* begin Excerpted records *
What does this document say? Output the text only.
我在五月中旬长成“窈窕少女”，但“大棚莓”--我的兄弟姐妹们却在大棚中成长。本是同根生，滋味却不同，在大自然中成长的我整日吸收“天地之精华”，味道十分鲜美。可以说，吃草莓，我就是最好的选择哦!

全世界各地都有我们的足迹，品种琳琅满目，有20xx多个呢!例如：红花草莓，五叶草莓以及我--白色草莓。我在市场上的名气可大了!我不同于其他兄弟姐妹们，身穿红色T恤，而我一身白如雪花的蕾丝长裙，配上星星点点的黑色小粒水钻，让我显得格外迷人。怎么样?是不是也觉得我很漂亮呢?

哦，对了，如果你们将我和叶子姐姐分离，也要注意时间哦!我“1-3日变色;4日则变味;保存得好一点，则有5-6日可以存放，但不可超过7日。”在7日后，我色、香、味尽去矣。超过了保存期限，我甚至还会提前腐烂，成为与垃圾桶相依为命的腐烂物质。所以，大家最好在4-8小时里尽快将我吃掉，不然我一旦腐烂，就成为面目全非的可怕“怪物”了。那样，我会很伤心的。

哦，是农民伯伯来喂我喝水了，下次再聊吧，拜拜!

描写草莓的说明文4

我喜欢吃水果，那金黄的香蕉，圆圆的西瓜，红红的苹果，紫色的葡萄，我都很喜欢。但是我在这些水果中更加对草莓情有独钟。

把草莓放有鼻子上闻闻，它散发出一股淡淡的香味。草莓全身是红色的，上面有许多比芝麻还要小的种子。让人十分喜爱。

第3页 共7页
* end Excerpted records *
● **Task requirements**: Output the complete data exactly as written.

● **Full solution**:
What does this document say? Output the text only.
我在五月中旬长成“窈窕少女”，但“大棚莓”--我的兄弟姐妹们却在大棚中成长。本是同根生，滋味却不同，在大自然中成长的我整日吸收“天地之精华”，味道十分鲜美。可以说，吃草莓，我就是最好的选择哦!

全世界各地都有我们的足迹，品种琳琅满目，有20xx多个呢!例如：红花草莓，五叶草莓以及我--白色草莓。我在市场上的名气可大了!我不同于其他兄弟姐妹们，身穿红色T恤，而我一身白如雪花的蕾丝长裙，配上星星点点的黑色小粒水钻，让我显得格外迷人。怎么样?是不是也觉得我很漂亮呢?

哦，对了，如果你们将我和叶子姐姐分离，也要注意时间哦!我“1-3日变色;4日则变味;保存得好一点，则有5-6日可以存放，但不可超过7日。”在7日后，我色、香、味尽去矣。超过了保存期限，我甚至还会提前腐烂，成为与垃圾桶相依为命的腐烂物质。所以，大家最好在4-8小时里尽快将我吃掉，不然我一旦腐烂，就成为面目全非的可怕“怪物”了。那样，我会很伤心的。

哦，是农民伯伯来喂我喝水了，下次再聊吧，拜拜!

描写草莓的说明文4

我喜欢吃水果，那金黄的香蕉，圆圆的西瓜，红红的苹果，紫色的葡萄，我都很喜欢。但是我在这些水果中更加对草莓情有独钟。

把草莓放有鼻子上闻闻，它散发出一股淡淡的香味。草莓全身是红色的，上面有许多比芝麻还要小的种子。让人十分喜爱。

第3页 共7页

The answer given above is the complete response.